Task statement » List each line of the data that holds the string "Week".
==== Input rows ====
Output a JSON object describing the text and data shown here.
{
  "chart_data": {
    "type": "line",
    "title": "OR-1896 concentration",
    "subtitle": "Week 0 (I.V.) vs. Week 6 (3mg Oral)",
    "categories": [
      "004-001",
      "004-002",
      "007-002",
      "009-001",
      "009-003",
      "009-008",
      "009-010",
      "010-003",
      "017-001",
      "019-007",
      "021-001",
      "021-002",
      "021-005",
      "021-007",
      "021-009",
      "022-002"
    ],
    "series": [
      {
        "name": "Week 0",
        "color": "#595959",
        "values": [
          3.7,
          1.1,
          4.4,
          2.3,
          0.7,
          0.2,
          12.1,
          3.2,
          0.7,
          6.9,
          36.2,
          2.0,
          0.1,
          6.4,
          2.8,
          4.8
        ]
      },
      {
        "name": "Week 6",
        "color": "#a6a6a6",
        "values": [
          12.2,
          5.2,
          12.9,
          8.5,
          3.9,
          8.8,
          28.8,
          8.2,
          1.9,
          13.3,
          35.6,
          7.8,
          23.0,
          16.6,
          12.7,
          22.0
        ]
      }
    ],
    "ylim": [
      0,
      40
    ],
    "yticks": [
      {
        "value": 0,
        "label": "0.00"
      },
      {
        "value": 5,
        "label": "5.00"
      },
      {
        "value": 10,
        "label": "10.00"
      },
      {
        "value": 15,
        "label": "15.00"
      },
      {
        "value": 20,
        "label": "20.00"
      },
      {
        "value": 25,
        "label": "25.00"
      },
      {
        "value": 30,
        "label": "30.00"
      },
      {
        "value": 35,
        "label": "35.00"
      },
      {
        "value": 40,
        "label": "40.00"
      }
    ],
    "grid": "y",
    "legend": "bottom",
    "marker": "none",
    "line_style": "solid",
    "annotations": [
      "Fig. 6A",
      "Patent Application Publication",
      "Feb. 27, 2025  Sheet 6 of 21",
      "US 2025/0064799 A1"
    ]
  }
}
====
Reply to the task »
    "subtitle": "Week 0 (I.V.) vs. Week 6 (3mg Oral)",
        "name": "Week 0",
        "name": "Week 6",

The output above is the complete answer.